Raw data —
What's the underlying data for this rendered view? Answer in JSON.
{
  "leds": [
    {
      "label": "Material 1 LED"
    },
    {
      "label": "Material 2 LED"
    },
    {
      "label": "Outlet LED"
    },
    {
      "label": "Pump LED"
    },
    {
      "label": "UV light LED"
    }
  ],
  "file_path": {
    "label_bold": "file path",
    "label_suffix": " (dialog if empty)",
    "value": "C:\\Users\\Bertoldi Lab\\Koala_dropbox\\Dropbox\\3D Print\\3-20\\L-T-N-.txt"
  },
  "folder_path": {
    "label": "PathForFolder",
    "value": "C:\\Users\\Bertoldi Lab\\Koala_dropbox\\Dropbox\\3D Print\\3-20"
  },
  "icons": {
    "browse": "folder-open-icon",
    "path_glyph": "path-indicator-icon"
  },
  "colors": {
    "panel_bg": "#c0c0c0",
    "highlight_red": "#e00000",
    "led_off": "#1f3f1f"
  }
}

==

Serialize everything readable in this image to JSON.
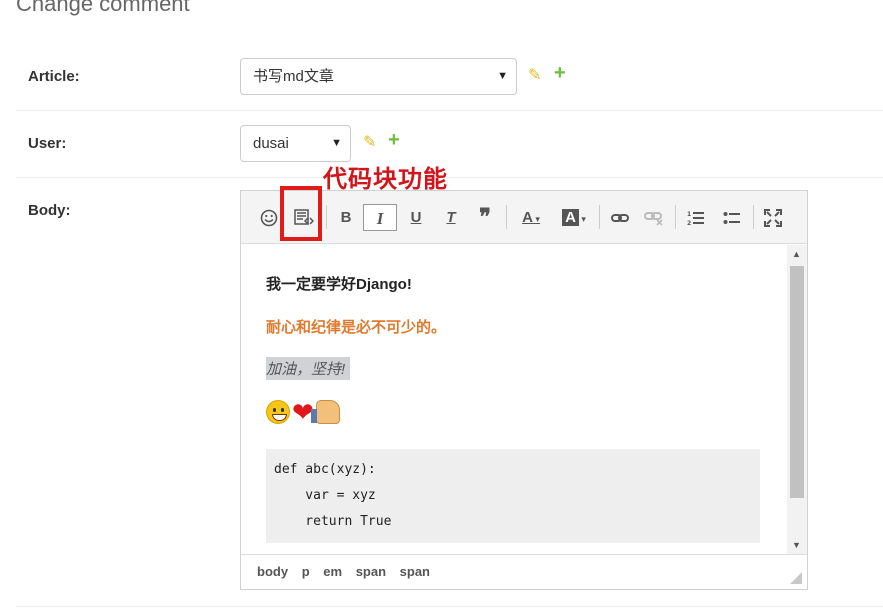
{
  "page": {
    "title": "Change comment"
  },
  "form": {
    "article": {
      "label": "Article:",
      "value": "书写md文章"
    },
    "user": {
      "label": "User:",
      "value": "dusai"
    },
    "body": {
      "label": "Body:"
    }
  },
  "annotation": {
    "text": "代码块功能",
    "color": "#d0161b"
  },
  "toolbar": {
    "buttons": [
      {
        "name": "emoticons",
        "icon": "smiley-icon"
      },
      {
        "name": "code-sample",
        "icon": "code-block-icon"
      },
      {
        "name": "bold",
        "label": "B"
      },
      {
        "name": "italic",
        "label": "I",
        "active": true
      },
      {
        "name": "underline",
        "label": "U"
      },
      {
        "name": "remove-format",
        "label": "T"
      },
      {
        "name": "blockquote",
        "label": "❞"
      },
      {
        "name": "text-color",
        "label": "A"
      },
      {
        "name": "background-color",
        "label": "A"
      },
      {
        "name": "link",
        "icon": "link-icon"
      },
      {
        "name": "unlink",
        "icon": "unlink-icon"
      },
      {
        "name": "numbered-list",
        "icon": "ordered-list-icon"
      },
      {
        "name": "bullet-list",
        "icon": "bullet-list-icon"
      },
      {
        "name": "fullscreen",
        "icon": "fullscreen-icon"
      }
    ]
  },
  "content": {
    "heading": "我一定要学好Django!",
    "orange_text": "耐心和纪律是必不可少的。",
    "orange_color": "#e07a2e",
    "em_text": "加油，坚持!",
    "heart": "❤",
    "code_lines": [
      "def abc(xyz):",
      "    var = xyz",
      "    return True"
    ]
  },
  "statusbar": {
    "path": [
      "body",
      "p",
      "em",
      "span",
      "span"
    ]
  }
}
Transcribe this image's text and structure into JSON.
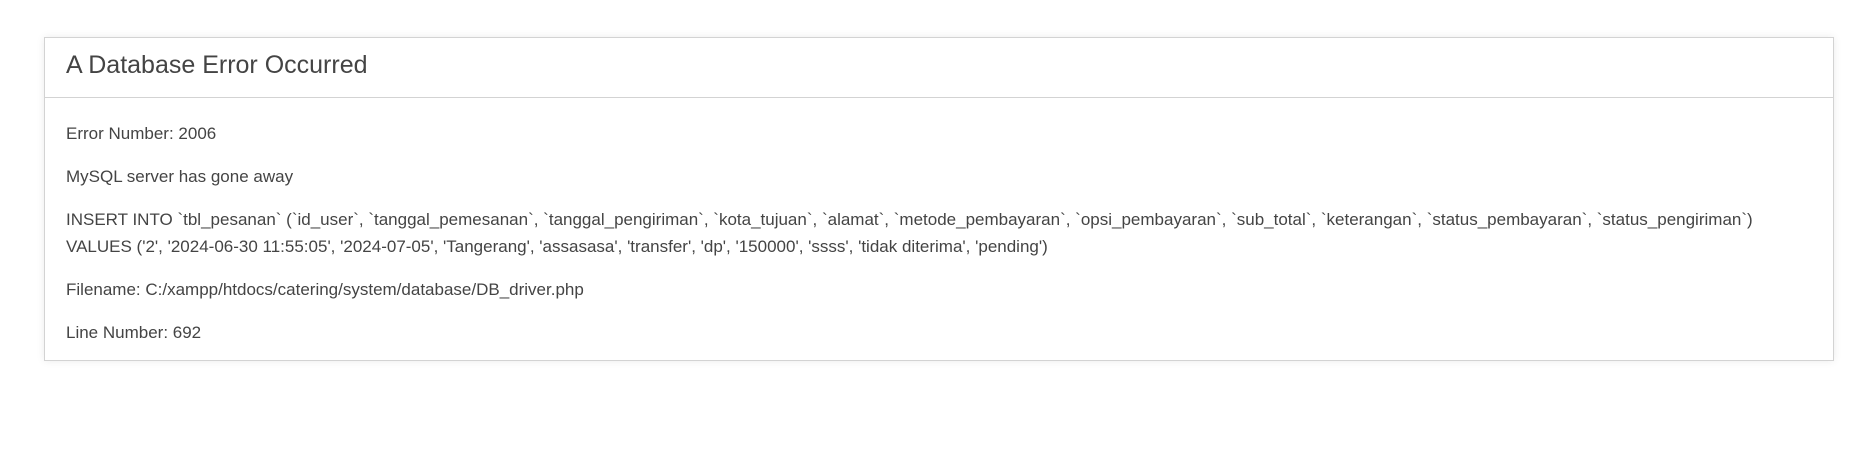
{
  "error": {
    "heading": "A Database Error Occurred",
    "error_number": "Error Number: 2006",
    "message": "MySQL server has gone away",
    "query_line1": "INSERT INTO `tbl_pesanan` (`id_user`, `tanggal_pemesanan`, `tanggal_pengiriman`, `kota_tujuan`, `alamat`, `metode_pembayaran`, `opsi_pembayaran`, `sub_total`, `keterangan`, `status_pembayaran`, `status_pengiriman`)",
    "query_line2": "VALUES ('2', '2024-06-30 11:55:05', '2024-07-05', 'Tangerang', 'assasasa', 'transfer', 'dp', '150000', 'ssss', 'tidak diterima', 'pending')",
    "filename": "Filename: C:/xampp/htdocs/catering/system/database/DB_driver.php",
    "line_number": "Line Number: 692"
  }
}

Work to do —
Pull out every line of the records that includes the string "Print".

Task solution —
    "value": "C:\\Users\\Bertoldi Lab\\Koala_dropbox\\Dropbox\\3D Print\\3-20\\L-T-N-.txt"
    "value": "C:\\Users\\Bertoldi Lab\\Koala_dropbox\\Dropbox\\3D Print\\3-20"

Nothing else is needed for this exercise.